§ **SHORT PROBLEM**
Using the records below, locate all lines containing "this" and return them.

§ **INFORMATION SHOWN**
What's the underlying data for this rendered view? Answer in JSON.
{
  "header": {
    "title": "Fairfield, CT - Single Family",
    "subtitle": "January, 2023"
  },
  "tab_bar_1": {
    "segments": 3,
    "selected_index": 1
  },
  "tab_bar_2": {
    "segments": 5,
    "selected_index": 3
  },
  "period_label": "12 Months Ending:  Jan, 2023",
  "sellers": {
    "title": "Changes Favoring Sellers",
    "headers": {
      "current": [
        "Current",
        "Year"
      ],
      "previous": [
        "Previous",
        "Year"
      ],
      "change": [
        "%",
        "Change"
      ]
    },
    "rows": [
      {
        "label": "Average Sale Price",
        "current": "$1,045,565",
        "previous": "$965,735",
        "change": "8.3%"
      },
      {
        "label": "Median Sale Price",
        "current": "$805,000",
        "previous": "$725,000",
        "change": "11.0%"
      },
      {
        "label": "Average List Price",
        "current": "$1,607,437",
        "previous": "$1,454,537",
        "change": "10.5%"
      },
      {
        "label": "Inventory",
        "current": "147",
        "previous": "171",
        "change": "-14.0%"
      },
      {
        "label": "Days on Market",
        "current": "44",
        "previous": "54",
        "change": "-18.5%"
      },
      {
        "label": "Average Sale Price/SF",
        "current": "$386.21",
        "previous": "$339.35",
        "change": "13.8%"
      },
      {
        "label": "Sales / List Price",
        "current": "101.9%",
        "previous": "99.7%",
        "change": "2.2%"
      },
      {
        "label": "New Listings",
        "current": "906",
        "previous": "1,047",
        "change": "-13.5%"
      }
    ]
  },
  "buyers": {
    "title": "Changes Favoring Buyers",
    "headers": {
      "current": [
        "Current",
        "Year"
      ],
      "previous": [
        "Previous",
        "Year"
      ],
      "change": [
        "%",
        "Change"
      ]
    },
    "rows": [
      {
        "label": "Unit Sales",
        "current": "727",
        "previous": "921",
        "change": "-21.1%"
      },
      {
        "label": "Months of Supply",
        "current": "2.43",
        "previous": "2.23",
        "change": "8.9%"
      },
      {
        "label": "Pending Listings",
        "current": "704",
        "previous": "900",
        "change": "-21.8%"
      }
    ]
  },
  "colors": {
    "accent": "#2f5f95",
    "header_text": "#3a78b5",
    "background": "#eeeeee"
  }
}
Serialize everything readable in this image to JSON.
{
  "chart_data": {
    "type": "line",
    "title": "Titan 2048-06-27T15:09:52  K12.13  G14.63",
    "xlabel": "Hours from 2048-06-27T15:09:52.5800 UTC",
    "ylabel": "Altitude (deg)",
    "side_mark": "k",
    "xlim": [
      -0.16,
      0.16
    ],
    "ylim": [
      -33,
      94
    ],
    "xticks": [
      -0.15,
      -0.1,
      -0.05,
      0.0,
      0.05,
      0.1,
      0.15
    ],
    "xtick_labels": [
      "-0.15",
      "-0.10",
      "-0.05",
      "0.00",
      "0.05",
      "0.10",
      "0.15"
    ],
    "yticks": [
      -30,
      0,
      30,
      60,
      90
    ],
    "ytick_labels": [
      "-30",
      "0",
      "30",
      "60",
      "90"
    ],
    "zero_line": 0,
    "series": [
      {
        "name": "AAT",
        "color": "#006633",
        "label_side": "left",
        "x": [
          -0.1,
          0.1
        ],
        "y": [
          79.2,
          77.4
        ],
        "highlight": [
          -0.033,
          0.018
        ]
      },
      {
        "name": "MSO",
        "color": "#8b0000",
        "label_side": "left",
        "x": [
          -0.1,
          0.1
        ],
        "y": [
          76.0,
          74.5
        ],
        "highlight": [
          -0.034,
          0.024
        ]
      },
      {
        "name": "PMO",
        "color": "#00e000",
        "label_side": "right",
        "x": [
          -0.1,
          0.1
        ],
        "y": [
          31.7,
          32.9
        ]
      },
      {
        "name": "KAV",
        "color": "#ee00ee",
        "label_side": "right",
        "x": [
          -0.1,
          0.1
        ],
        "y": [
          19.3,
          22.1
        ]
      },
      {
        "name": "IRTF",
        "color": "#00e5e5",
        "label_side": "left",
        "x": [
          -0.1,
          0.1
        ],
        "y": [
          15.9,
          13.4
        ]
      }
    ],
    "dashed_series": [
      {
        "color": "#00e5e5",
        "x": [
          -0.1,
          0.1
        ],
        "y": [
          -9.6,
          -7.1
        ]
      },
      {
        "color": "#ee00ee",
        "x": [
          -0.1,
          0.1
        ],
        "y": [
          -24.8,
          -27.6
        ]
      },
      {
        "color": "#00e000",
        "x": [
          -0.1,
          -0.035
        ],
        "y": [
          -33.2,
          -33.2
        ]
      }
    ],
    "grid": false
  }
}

§ **ANSWER TO THE TASK**
What's the underlying data for this rendered view? Answer in JSON.
Serialize everything readable in this image to JSON.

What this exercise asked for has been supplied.